SHORT EXERCISE: Using the records provided below, locate and copy each line that contains the word "actions".

RECORDS TO USE:

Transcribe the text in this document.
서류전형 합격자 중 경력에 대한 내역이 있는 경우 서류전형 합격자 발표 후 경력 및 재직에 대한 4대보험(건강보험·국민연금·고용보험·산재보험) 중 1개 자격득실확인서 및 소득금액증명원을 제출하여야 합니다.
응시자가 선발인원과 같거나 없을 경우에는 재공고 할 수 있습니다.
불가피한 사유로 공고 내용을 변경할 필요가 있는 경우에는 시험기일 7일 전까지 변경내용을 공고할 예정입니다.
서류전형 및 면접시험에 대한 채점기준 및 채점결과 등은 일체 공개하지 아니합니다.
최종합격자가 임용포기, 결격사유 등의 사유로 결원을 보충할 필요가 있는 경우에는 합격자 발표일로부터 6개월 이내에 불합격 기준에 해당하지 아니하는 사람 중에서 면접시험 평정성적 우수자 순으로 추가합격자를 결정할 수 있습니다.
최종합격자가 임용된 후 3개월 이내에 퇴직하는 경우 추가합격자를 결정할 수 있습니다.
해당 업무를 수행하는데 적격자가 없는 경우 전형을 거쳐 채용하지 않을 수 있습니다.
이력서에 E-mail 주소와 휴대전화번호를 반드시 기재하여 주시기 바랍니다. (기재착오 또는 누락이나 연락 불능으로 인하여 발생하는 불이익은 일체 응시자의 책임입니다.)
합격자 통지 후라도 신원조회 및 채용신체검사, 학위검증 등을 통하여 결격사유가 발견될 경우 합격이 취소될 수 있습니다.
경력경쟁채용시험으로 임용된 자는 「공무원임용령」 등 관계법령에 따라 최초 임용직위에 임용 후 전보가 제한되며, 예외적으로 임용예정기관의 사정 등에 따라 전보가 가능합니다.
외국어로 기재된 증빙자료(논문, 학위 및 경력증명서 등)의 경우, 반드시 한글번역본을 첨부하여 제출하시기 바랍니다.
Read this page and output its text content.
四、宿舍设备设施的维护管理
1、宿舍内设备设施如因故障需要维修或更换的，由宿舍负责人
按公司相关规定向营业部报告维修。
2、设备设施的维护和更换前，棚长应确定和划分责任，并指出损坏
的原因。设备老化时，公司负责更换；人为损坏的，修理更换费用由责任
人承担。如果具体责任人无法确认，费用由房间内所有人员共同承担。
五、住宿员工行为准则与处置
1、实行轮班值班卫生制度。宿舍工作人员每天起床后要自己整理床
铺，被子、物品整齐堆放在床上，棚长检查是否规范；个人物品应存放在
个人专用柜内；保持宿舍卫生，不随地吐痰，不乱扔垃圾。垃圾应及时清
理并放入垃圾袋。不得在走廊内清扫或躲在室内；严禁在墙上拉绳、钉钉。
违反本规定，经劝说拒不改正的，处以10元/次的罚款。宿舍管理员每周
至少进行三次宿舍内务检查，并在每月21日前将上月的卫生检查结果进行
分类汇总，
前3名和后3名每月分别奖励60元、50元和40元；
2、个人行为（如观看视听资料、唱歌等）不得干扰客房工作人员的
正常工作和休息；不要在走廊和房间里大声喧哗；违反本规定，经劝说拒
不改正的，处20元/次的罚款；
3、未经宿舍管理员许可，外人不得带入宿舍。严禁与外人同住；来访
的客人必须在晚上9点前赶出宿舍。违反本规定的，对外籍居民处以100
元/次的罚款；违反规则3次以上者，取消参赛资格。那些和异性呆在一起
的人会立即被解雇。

---

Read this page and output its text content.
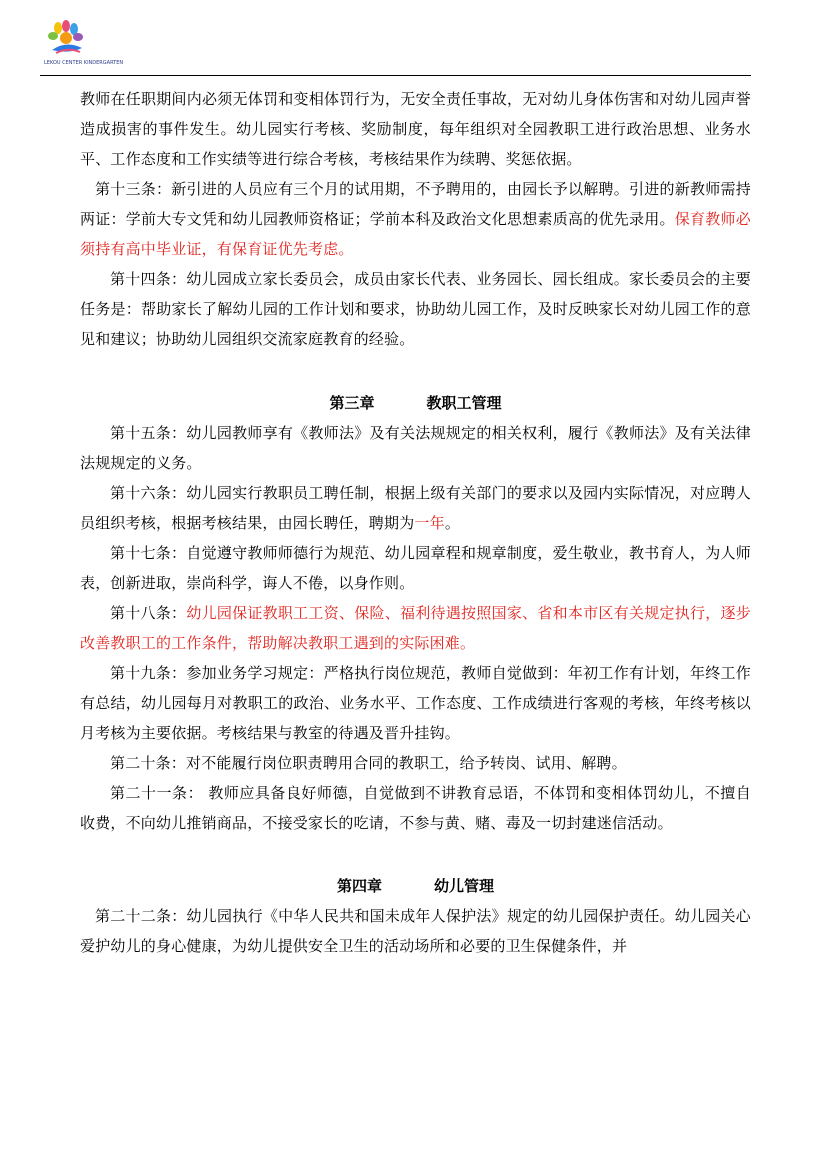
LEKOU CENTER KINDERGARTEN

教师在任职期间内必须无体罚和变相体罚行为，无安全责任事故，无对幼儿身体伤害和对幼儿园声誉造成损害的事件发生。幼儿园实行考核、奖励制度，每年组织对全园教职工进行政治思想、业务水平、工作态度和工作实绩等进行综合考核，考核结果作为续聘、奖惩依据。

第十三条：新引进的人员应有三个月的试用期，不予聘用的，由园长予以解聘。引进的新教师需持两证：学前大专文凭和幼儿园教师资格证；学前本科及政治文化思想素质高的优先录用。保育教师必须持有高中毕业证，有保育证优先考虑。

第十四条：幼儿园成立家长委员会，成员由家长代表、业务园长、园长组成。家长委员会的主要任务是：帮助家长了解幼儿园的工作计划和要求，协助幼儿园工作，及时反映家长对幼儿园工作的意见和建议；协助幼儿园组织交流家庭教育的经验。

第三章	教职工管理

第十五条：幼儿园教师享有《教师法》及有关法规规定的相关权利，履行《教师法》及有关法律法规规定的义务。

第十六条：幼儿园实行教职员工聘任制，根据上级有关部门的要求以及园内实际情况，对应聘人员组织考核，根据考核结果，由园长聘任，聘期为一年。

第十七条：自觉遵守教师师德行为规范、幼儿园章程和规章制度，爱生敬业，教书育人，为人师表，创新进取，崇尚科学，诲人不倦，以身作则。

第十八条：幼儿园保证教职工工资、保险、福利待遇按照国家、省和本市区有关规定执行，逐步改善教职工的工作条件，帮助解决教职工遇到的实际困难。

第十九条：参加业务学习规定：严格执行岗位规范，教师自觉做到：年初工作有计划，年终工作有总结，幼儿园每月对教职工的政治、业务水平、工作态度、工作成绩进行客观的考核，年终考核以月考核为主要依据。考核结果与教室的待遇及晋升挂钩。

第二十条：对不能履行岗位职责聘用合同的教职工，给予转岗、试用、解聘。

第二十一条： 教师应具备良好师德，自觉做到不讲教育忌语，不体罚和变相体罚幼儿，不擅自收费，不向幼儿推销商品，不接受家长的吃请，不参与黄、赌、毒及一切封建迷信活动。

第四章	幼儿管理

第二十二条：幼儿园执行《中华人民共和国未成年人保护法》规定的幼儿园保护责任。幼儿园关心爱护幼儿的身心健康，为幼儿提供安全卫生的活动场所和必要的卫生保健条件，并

---

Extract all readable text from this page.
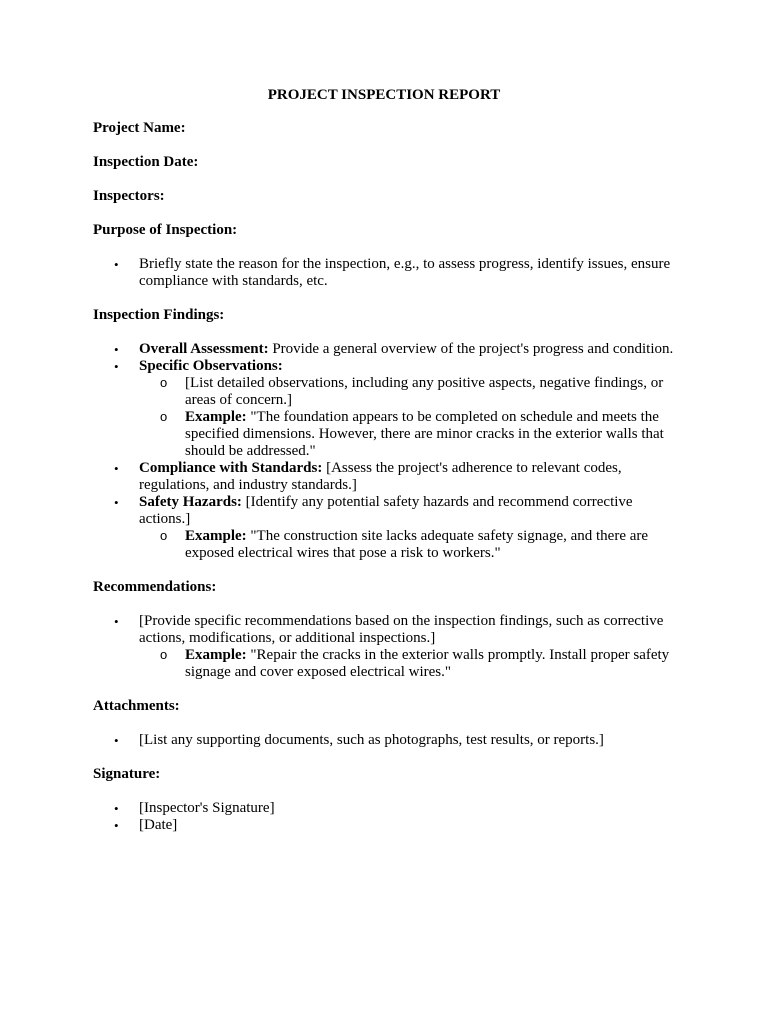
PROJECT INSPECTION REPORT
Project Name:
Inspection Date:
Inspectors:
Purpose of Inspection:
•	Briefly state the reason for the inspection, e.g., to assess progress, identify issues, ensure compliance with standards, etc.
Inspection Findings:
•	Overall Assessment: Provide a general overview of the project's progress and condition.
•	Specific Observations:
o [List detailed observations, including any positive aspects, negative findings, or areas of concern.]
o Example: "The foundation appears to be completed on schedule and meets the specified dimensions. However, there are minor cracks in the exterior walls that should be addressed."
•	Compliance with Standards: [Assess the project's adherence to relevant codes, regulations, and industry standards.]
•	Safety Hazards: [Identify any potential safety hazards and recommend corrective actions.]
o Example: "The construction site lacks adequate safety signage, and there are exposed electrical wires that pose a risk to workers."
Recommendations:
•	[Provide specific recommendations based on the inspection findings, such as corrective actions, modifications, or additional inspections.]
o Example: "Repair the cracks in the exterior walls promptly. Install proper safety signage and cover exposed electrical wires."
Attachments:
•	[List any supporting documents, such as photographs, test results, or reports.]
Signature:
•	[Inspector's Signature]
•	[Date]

IN RESPONSE:
•	Safety Hazards: [Identify any potential safety hazards and recommend corrective actions.]
•	[Provide specific recommendations based on the inspection findings, such as corrective actions, modifications, or additional inspections.]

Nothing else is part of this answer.